GOAL OF THE EXERCISE:
Keep only the lines of the listing that include the word "приміщення", and copy them.

────

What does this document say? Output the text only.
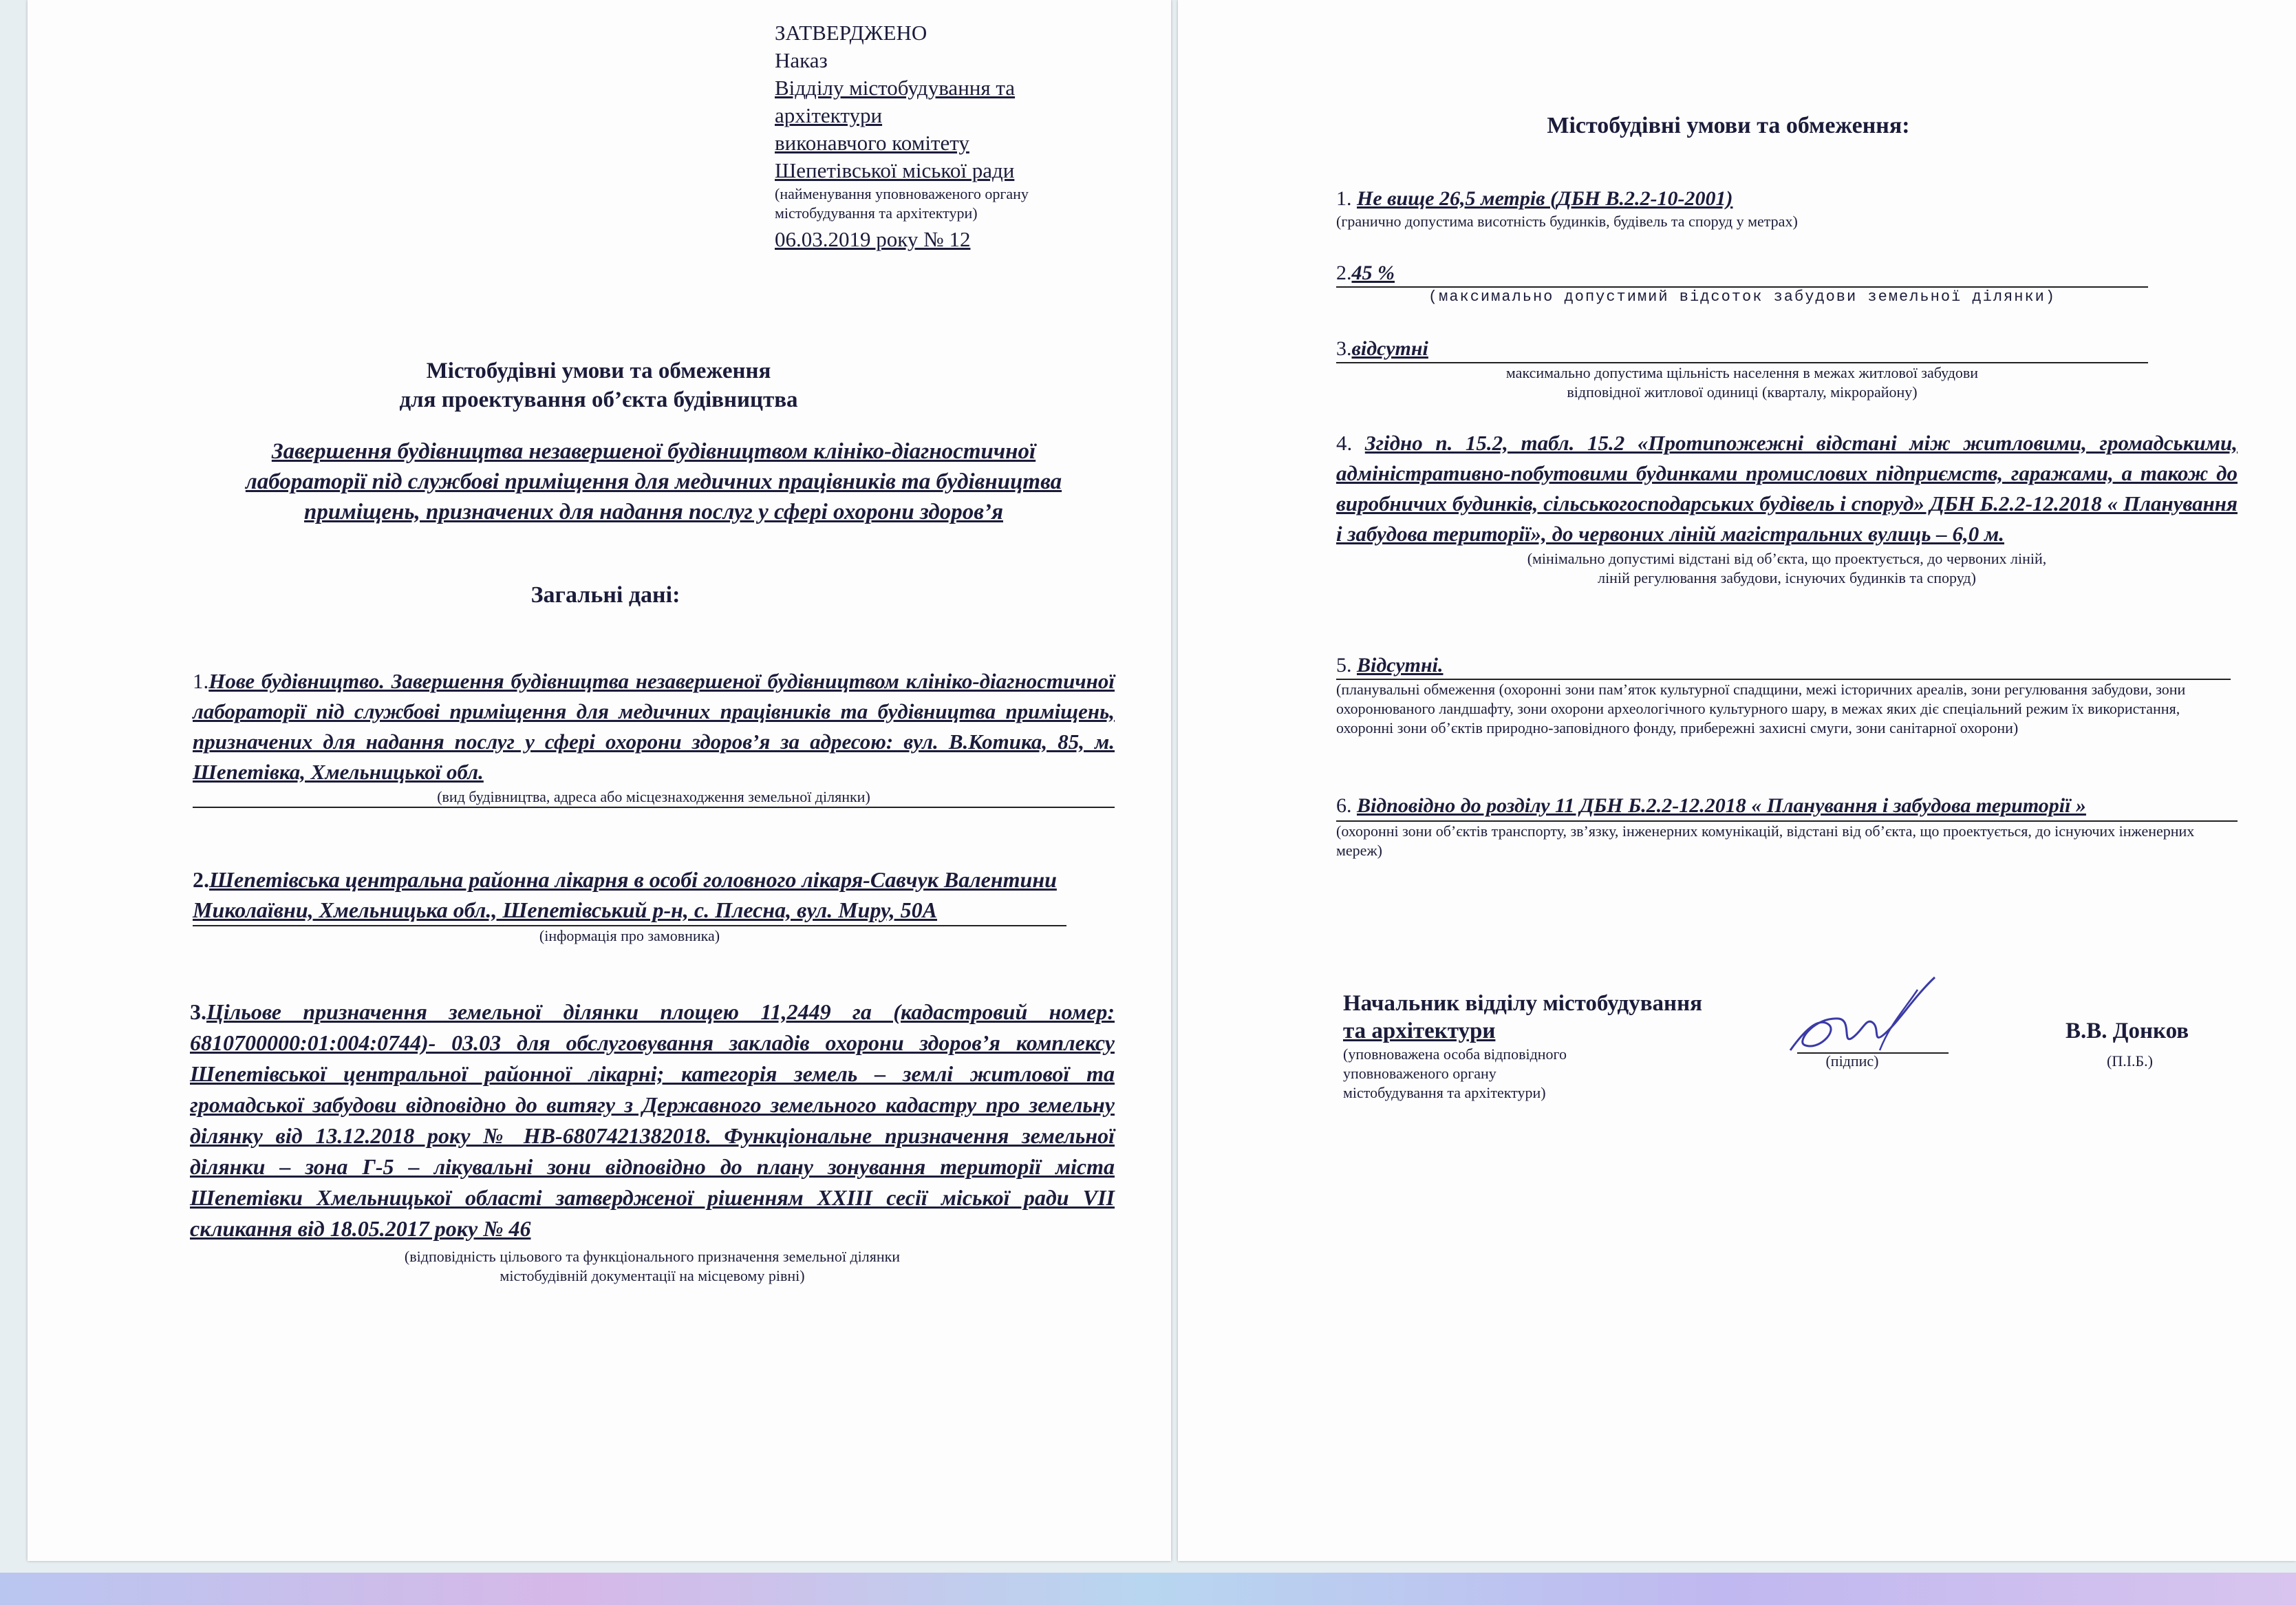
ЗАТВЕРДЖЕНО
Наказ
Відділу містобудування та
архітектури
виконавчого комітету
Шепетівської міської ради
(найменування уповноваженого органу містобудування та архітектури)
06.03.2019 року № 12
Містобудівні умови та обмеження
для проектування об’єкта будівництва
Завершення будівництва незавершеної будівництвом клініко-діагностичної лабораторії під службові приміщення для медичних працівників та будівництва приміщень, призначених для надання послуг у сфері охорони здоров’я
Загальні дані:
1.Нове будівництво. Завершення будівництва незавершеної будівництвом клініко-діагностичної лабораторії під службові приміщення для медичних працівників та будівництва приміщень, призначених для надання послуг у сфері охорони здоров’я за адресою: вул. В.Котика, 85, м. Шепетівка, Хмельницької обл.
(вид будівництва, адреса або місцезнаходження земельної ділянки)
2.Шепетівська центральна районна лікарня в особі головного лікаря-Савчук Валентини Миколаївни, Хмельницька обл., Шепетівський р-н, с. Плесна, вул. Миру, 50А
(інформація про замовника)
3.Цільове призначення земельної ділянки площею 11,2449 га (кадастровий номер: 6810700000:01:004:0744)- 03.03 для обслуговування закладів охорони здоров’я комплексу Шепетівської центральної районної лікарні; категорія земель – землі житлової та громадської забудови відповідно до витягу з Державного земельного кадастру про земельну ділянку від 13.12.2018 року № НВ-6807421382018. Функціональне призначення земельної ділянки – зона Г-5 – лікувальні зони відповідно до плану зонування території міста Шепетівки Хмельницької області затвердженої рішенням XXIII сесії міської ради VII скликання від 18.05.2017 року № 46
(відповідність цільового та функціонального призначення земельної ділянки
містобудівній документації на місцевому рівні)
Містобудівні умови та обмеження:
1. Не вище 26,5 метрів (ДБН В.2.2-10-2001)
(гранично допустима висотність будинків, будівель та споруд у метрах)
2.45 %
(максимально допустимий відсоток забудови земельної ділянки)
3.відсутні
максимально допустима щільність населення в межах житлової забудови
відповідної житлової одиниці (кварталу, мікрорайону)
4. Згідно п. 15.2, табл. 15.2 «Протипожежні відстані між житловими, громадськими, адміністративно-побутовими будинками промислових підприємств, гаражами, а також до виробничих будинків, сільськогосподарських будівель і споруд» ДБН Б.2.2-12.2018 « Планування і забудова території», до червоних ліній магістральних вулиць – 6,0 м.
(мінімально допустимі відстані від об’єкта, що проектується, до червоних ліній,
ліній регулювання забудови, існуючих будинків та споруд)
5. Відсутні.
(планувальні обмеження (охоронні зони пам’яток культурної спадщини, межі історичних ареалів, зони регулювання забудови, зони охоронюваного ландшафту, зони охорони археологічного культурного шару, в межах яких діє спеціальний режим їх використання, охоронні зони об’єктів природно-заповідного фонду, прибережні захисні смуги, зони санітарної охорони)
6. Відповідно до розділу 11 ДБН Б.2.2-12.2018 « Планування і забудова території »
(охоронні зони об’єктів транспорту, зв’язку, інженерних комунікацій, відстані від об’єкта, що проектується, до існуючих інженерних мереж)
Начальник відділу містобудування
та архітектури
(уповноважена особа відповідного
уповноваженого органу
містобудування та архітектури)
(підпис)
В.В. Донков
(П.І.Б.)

────

RESULT:
Завершення будівництва незавершеної будівництвом клініко-діагностичної лабораторії під службові приміщення для медичних працівників та будівництва приміщень, призначених для надання послуг у сфері охорони здоров’я
1.Нове будівництво. Завершення будівництва незавершеної будівництвом клініко-діагностичної лабораторії під службові приміщення для медичних працівників та будівництва приміщень, призначених для надання послуг у сфері охорони здоров’я за адресою: вул. В.Котика, 85, м. Шепетівка, Хмельницької обл.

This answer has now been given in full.